* TAREFA A
Reescreva o trecho do texto sobre o Quatro de Copas que vai de "Somos tentados o" até "que está bom.", inclusive, trocando "relacionamentos" por "amizades".

* TRECHO PARA LEITURA
Quatro de Copas
Waite-Smith
O quatro de Copas é uma carta complicada. Não chega a ser encardida, mas é complicada. Um dos seus significados mais comuns é tédio. Estar enfadado com o contexto. Tá bom, tá bom. Mas poderia estar muito, muito melhor. E eu não estou com saco para ir atrás desse melhor. Tá bom, assim. Tá bom.
Somos tentados o tempo todo a manter. Manter relacionamentos, empregos, vidas que não nos satisfazem. Porque somos assombrados pelo "...e se..." o tempo todo. Poderia, deveria, faria, aconteceria, vivenciaria, conheceria, experimentaria, amaria. Condicionalmente, se eu optasse por outro algo que não o que está bom.

(Alguns registros)
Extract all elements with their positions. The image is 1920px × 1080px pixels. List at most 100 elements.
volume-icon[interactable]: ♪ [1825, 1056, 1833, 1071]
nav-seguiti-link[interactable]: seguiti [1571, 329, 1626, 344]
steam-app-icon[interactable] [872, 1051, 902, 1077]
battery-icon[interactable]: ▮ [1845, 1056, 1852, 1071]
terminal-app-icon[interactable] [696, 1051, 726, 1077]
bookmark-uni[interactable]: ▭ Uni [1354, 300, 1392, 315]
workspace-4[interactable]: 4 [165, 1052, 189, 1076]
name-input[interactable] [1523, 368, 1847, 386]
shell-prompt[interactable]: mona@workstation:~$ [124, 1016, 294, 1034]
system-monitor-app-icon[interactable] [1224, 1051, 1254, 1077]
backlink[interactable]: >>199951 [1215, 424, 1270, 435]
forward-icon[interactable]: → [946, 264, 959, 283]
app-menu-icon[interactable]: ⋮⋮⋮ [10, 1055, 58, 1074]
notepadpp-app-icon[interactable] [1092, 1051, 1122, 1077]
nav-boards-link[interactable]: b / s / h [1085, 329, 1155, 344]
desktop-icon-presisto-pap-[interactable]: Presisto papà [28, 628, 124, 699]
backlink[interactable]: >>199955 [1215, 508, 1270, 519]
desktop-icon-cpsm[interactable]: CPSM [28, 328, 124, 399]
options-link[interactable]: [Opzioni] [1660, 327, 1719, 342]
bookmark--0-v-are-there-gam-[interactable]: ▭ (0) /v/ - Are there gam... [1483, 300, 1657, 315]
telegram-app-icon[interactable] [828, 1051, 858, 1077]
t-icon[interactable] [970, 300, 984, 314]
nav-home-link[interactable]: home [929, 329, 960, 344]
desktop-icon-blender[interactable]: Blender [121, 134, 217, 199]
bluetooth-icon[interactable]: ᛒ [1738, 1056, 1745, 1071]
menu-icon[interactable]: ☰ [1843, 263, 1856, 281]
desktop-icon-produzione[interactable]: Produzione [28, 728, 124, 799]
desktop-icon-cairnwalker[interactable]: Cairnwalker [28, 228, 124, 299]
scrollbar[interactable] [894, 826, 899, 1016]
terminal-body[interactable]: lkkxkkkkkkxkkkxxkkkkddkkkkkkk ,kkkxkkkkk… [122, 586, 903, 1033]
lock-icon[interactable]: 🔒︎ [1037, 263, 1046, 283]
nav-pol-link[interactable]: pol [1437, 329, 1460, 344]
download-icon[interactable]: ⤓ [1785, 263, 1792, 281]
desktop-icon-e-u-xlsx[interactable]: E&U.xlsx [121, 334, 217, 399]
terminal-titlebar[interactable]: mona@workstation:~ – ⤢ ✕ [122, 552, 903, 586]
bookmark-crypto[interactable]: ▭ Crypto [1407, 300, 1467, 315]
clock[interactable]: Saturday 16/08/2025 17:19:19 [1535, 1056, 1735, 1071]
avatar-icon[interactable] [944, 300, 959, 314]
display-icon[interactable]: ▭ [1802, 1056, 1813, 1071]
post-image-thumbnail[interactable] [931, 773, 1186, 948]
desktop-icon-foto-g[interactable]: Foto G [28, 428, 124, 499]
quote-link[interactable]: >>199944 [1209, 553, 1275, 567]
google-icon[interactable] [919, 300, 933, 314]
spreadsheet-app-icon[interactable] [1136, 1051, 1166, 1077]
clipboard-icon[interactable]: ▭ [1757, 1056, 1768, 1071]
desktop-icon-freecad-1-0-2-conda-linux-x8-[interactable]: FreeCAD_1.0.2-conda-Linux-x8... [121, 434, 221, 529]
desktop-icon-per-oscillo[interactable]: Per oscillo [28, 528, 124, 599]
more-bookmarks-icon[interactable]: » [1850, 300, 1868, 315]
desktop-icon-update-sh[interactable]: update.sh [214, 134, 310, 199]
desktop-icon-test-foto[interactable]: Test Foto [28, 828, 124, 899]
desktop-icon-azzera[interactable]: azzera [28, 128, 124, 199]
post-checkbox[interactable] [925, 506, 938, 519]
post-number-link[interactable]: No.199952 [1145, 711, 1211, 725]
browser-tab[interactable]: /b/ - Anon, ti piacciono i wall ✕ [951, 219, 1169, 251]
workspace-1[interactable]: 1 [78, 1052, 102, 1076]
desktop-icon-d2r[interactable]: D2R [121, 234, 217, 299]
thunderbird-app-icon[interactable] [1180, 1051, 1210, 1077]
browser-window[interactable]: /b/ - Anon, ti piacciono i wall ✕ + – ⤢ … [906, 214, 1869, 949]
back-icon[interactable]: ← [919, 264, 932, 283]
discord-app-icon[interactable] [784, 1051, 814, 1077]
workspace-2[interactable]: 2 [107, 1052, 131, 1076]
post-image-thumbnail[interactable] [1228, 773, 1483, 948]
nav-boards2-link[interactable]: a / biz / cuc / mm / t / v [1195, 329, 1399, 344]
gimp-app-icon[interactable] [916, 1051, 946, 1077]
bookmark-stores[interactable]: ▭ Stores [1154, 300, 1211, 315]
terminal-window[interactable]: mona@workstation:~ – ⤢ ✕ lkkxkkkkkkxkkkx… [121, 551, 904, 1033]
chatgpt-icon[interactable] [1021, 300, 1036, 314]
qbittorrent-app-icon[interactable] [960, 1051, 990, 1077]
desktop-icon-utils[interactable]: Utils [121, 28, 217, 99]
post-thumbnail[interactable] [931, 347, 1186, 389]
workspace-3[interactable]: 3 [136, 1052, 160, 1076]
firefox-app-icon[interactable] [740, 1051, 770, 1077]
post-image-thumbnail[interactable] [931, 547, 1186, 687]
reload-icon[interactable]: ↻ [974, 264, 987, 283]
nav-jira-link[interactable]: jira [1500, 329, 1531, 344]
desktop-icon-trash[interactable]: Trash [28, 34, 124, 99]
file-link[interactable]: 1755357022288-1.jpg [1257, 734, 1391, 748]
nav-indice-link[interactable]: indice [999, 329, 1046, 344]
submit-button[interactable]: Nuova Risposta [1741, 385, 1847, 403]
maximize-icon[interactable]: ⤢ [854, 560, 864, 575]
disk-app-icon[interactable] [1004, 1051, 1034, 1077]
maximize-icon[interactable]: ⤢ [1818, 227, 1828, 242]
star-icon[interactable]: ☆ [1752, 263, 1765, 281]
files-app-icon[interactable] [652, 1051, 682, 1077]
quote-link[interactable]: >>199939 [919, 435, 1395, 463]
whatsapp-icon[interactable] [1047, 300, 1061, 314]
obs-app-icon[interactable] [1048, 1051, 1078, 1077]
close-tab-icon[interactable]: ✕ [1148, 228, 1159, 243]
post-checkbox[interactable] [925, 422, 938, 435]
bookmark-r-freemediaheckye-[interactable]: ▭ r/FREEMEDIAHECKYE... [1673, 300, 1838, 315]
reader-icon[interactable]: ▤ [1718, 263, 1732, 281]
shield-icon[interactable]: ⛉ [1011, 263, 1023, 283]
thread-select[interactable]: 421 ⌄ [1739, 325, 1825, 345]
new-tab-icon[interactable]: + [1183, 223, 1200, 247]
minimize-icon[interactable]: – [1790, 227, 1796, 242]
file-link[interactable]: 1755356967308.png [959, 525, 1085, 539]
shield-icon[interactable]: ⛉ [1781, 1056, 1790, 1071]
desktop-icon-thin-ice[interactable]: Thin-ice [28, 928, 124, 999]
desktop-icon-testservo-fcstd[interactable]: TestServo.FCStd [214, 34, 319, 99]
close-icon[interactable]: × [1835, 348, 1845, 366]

* TAREFA B
Copie sem nenhuma alteração as linhas da listagem desde o início até a linha que contém "scrollbar[interactable] [894, 826, 899, 1016]", inclusive.

* RESULTADO FINAL A
Somos tentados o tempo todo a manter. Manter amizades, empregos, vidas que não nos satisfazem. Porque somos assombrados pelo "...e se..." o tempo todo. Poderia, deveria, faria, aconteceria, vivenciaria, conheceria, experimentaria, amaria. Condicionalmente, se eu optasse por outro algo que não o que está bom.

* RESULTADO FINAL B
Extract all elements with their positions. The image is 1920px × 1080px pixels. List at most 100 elements.
volume-icon[interactable]: ♪ [1825, 1056, 1833, 1071]
nav-seguiti-link[interactable]: seguiti [1571, 329, 1626, 344]
steam-app-icon[interactable] [872, 1051, 902, 1077]
battery-icon[interactable]: ▮ [1845, 1056, 1852, 1071]
terminal-app-icon[interactable] [696, 1051, 726, 1077]
bookmark-uni[interactable]: ▭ Uni [1354, 300, 1392, 315]
workspace-4[interactable]: 4 [165, 1052, 189, 1076]
name-input[interactable] [1523, 368, 1847, 386]
shell-prompt[interactable]: mona@workstation:~$ [124, 1016, 294, 1034]
system-monitor-app-icon[interactable] [1224, 1051, 1254, 1077]
backlink[interactable]: >>199951 [1215, 424, 1270, 435]
forward-icon[interactable]: → [946, 264, 959, 283]
app-menu-icon[interactable]: ⋮⋮⋮ [10, 1055, 58, 1074]
notepadpp-app-icon[interactable] [1092, 1051, 1122, 1077]
nav-boards-link[interactable]: b / s / h [1085, 329, 1155, 344]
desktop-icon-presisto-pap-[interactable]: Presisto papà [28, 628, 124, 699]
backlink[interactable]: >>199955 [1215, 508, 1270, 519]
desktop-icon-cpsm[interactable]: CPSM [28, 328, 124, 399]
options-link[interactable]: [Opzioni] [1660, 327, 1719, 342]
bookmark--0-v-are-there-gam-[interactable]: ▭ (0) /v/ - Are there gam... [1483, 300, 1657, 315]
telegram-app-icon[interactable] [828, 1051, 858, 1077]
t-icon[interactable] [970, 300, 984, 314]
nav-home-link[interactable]: home [929, 329, 960, 344]
desktop-icon-blender[interactable]: Blender [121, 134, 217, 199]
bluetooth-icon[interactable]: ᛒ [1738, 1056, 1745, 1071]
menu-icon[interactable]: ☰ [1843, 263, 1856, 281]
desktop-icon-produzione[interactable]: Produzione [28, 728, 124, 799]
desktop-icon-cairnwalker[interactable]: Cairnwalker [28, 228, 124, 299]
scrollbar[interactable] [894, 826, 899, 1016]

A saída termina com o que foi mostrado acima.